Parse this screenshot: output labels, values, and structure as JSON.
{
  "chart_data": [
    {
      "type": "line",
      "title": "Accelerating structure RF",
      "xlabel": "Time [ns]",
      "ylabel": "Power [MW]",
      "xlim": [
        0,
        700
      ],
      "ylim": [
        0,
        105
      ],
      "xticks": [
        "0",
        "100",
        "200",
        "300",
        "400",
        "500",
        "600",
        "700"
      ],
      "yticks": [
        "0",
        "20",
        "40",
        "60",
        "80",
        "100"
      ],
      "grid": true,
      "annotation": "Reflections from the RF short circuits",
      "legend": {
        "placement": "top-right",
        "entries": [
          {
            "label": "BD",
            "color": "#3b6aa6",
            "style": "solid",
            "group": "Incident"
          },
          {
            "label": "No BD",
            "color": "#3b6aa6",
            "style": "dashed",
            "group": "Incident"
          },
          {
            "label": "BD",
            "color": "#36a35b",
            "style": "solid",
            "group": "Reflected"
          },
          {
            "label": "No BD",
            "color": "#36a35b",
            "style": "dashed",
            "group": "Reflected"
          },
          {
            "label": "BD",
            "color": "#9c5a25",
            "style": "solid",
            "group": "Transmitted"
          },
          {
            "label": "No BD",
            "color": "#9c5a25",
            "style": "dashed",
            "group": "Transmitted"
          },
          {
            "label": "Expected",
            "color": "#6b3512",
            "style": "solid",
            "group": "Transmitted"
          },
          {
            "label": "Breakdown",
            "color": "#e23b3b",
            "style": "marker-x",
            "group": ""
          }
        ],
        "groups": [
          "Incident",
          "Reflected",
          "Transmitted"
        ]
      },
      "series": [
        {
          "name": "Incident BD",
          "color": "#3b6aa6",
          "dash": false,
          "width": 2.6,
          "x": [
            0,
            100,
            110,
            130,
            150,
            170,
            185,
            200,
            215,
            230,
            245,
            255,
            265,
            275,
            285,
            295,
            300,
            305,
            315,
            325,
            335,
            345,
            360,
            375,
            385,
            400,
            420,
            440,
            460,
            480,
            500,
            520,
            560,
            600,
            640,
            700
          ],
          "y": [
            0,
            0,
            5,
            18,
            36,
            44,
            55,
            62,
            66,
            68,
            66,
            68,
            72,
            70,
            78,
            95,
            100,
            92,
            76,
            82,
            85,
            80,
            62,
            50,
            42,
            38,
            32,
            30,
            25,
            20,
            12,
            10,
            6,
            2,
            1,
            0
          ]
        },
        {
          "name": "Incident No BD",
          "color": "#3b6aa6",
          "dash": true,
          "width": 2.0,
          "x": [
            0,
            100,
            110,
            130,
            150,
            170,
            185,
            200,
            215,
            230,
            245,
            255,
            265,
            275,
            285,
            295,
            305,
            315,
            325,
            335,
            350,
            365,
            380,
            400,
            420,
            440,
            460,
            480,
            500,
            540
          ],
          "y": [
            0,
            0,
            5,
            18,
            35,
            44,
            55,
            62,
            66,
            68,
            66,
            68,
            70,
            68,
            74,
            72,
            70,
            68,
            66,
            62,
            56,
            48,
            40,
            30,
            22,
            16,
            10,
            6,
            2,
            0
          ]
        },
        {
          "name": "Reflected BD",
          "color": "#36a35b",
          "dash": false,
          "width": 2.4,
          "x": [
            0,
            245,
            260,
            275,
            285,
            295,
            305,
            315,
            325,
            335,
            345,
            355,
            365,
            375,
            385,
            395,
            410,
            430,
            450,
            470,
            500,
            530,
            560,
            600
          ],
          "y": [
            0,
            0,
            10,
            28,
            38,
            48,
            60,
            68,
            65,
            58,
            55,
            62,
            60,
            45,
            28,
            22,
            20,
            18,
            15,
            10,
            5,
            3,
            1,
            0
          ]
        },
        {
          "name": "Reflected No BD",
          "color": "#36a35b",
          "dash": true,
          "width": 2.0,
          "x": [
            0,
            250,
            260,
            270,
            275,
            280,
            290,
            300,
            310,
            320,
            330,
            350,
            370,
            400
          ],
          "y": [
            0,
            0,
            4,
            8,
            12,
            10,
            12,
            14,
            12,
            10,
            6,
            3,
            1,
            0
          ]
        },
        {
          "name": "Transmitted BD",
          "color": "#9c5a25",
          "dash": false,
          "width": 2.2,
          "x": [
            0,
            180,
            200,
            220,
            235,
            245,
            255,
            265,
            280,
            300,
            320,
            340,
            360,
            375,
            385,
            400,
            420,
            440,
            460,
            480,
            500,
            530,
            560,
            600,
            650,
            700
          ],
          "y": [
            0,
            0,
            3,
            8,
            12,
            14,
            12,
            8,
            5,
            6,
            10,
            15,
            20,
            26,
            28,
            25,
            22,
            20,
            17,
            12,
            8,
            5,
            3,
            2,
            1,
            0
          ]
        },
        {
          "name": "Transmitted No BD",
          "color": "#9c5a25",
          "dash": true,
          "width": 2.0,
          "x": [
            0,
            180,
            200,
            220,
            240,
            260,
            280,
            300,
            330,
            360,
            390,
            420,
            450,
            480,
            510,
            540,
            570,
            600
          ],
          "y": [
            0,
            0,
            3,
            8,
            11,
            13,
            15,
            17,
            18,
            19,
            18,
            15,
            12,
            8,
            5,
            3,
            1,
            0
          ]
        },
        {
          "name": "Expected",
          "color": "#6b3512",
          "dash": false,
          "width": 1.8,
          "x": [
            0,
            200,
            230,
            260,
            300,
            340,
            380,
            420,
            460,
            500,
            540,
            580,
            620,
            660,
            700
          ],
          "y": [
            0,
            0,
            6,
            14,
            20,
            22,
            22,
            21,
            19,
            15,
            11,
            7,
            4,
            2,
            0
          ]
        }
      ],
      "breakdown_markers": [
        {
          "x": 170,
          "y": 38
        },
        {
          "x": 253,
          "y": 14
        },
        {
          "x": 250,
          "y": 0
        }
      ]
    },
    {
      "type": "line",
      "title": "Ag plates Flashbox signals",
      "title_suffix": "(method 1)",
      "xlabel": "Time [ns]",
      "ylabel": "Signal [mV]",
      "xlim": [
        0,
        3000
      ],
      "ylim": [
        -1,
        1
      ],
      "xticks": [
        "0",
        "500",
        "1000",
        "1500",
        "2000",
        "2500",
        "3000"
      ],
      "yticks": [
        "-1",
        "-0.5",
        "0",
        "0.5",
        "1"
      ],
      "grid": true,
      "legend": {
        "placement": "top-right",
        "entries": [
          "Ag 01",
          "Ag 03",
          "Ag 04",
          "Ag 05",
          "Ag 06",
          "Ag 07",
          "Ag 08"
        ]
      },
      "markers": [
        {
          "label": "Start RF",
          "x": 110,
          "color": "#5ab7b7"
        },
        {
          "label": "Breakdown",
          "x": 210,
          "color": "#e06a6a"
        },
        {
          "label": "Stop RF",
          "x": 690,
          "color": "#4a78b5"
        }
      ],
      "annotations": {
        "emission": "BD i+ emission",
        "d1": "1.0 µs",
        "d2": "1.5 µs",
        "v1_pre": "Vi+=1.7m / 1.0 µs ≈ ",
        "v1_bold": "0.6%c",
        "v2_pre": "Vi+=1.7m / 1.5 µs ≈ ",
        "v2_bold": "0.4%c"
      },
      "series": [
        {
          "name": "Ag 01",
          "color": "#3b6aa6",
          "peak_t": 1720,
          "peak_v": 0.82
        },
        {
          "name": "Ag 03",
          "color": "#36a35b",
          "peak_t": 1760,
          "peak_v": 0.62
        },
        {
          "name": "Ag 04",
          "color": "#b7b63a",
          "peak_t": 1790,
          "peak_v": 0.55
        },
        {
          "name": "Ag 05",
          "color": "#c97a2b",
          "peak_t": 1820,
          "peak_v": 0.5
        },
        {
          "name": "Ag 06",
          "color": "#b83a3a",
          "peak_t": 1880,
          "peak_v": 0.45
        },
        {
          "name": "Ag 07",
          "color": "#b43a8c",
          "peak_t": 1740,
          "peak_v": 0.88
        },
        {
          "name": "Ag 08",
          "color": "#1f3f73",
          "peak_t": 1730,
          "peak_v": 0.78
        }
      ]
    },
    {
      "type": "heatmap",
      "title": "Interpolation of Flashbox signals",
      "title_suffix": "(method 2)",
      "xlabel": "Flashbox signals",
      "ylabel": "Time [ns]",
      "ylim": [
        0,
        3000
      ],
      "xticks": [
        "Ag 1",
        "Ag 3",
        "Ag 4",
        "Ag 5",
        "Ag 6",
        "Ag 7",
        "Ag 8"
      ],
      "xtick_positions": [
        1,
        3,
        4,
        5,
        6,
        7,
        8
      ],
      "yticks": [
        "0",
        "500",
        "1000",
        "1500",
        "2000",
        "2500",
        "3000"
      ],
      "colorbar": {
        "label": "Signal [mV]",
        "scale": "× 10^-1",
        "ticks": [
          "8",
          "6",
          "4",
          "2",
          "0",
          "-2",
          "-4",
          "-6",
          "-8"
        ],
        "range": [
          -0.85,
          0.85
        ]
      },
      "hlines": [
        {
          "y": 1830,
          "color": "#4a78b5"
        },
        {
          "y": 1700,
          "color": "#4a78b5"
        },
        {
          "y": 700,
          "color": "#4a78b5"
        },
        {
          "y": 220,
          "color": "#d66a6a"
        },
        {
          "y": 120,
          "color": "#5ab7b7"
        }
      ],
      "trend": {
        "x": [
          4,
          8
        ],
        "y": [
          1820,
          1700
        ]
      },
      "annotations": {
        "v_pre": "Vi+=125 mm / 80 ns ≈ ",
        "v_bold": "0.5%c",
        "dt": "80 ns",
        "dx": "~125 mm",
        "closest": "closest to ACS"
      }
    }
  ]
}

#### STATED TASK:
From the listing above, pick out each line where the word "Incident" appears.

#### FULL RESPONSE:
            "group": "Incident"
            "group": "Incident"
          "Incident",
          "name": "Incident BD",
          "name": "Incident No BD",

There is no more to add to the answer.